§ YOUR TASK
Repeat the listing in full. Nothing may be added or left out.

§ RECORDS PROVIDED
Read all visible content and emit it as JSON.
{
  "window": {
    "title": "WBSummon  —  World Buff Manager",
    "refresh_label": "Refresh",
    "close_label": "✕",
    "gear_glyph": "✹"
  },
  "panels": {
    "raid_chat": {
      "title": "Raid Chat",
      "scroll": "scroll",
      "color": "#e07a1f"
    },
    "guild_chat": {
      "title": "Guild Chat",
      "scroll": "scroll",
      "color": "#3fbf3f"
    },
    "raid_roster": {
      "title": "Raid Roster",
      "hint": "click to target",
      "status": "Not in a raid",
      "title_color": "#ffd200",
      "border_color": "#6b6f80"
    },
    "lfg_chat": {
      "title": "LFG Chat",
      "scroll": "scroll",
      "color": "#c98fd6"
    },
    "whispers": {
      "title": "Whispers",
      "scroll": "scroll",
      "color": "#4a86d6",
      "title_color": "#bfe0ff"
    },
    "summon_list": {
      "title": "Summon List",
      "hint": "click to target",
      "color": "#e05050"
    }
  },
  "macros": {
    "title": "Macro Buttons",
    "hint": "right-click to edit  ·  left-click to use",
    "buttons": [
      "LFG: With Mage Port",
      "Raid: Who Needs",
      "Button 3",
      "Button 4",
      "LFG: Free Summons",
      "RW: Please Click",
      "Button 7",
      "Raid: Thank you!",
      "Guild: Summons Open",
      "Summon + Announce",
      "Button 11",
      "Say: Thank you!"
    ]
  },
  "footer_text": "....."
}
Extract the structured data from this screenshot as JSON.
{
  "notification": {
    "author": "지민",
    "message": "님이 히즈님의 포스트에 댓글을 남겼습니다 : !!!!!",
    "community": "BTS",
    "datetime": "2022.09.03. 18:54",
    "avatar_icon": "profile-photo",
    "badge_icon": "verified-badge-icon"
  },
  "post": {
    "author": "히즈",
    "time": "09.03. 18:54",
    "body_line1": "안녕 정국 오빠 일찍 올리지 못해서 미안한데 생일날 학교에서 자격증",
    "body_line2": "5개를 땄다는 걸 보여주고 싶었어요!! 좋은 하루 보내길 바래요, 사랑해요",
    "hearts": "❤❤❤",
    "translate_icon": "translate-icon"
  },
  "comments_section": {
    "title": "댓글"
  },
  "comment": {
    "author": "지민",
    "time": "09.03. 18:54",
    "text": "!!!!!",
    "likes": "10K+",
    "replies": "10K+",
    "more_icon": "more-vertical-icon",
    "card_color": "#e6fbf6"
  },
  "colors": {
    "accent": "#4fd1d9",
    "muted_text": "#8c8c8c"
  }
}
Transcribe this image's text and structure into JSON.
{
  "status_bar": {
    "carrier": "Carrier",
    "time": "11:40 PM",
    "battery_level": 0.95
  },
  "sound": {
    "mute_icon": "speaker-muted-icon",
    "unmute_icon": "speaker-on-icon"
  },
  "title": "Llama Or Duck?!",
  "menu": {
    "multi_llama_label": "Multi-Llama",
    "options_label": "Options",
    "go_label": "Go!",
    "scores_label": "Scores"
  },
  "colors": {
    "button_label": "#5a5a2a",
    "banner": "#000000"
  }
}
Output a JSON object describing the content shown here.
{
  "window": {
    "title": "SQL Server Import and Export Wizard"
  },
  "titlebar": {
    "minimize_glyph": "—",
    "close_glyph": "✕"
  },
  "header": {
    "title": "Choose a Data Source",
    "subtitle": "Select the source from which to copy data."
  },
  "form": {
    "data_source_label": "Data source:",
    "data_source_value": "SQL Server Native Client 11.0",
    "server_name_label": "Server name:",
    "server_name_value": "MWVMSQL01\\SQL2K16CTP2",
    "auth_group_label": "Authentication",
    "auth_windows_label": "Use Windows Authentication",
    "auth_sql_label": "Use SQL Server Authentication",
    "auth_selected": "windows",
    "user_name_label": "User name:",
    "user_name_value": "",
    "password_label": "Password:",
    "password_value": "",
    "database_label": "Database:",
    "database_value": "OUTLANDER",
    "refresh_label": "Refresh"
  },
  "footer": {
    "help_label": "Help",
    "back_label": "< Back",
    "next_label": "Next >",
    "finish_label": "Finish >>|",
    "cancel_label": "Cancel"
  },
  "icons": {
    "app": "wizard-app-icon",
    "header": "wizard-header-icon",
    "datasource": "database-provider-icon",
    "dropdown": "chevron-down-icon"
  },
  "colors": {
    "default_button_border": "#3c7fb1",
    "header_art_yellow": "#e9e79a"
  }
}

§ RESPONSE
Read all visible content and emit it as JSON.
{
  "window": {
    "title": "WBSummon  —  World Buff Manager",
    "refresh_label": "Refresh",
    "close_label": "✕",
    "gear_glyph": "✹"
  },
  "panels": {
    "raid_chat": {
      "title": "Raid Chat",
      "scroll": "scroll",
      "color": "#e07a1f"
    },
    "guild_chat": {
      "title": "Guild Chat",
      "scroll": "scroll",
      "color": "#3fbf3f"
    },
    "raid_roster": {
      "title": "Raid Roster",
      "hint": "click to target",
      "status": "Not in a raid",
      "title_color": "#ffd200",
      "border_color": "#6b6f80"
    },
    "lfg_chat": {
      "title": "LFG Chat",
      "scroll": "scroll",
      "color": "#c98fd6"
    },
    "whispers": {
      "title": "Whispers",
      "scroll": "scroll",
      "color": "#4a86d6",
      "title_color": "#bfe0ff"
    },
    "summon_list": {
      "title": "Summon List",
      "hint": "click to target",
      "color": "#e05050"
    }
  },
  "macros": {
    "title": "Macro Buttons",
    "hint": "right-click to edit  ·  left-click to use",
    "buttons": [
      "LFG: With Mage Port",
      "Raid: Who Needs",
      "Button 3",
      "Button 4",
      "LFG: Free Summons",
      "RW: Please Click",
      "Button 7",
      "Raid: Thank you!",
      "Guild: Summons Open",
      "Summon + Announce",
      "Button 11",
      "Say: Thank you!"
    ]
  },
  "footer_text": "....."
}
Extract the structured data from this screenshot as JSON.
{
  "notification": {
    "author": "지민",
    "message": "님이 히즈님의 포스트에 댓글을 남겼습니다 : !!!!!",
    "community": "BTS",
    "datetime": "2022.09.03. 18:54",
    "avatar_icon": "profile-photo",
    "badge_icon": "verified-badge-icon"
  },
  "post": {
    "author": "히즈",
    "time": "09.03. 18:54",
    "body_line1": "안녕 정국 오빠 일찍 올리지 못해서 미안한데 생일날 학교에서 자격증",
    "body_line2": "5개를 땄다는 걸 보여주고 싶었어요!! 좋은 하루 보내길 바래요, 사랑해요",
    "hearts": "❤❤❤",
    "translate_icon": "translate-icon"
  },
  "comments_section": {
    "title": "댓글"
  },
  "comment": {
    "author": "지민",
    "time": "09.03. 18:54",
    "text": "!!!!!",
    "likes": "10K+",
    "replies": "10K+",
    "more_icon": "more-vertical-icon",
    "card_color": "#e6fbf6"
  },
  "colors": {
    "accent": "#4fd1d9",
    "muted_text": "#8c8c8c"
  }
}
Transcribe this image's text and structure into JSON.
{
  "status_bar": {
    "carrier": "Carrier",
    "time": "11:40 PM",
    "battery_level": 0.95
  },
  "sound": {
    "mute_icon": "speaker-muted-icon",
    "unmute_icon": "speaker-on-icon"
  },
  "title": "Llama Or Duck?!",
  "menu": {
    "multi_llama_label": "Multi-Llama",
    "options_label": "Options",
    "go_label": "Go!",
    "scores_label": "Scores"
  },
  "colors": {
    "button_label": "#5a5a2a",
    "banner": "#000000"
  }
}
Output a JSON object describing the content shown here.
{
  "window": {
    "title": "SQL Server Import and Export Wizard"
  },
  "titlebar": {
    "minimize_glyph": "—",
    "close_glyph": "✕"
  },
  "header": {
    "title": "Choose a Data Source",
    "subtitle": "Select the source from which to copy data."
  },
  "form": {
    "data_source_label": "Data source:",
    "data_source_value": "SQL Server Native Client 11.0",
    "server_name_label": "Server name:",
    "server_name_value": "MWVMSQL01\\SQL2K16CTP2",
    "auth_group_label": "Authentication",
    "auth_windows_label": "Use Windows Authentication",
    "auth_sql_label": "Use SQL Server Authentication",
    "auth_selected": "windows",
    "user_name_label": "User name:",
    "user_name_value": "",
    "password_label": "Password:",
    "password_value": "",
    "database_label": "Database:",
    "database_value": "OUTLANDER",
    "refresh_label": "Refresh"
  },
  "footer": {
    "help_label": "Help",
    "back_label": "< Back",
    "next_label": "Next >",
    "finish_label": "Finish >>|",
    "cancel_label": "Cancel"
  },
  "icons": {
    "app": "wizard-app-icon",
    "header": "wizard-header-icon",
    "datasource": "database-provider-icon",
    "dropdown": "chevron-down-icon"
  },
  "colors": {
    "default_button_border": "#3c7fb1",
    "header_art_yellow": "#e9e79a"
  }
}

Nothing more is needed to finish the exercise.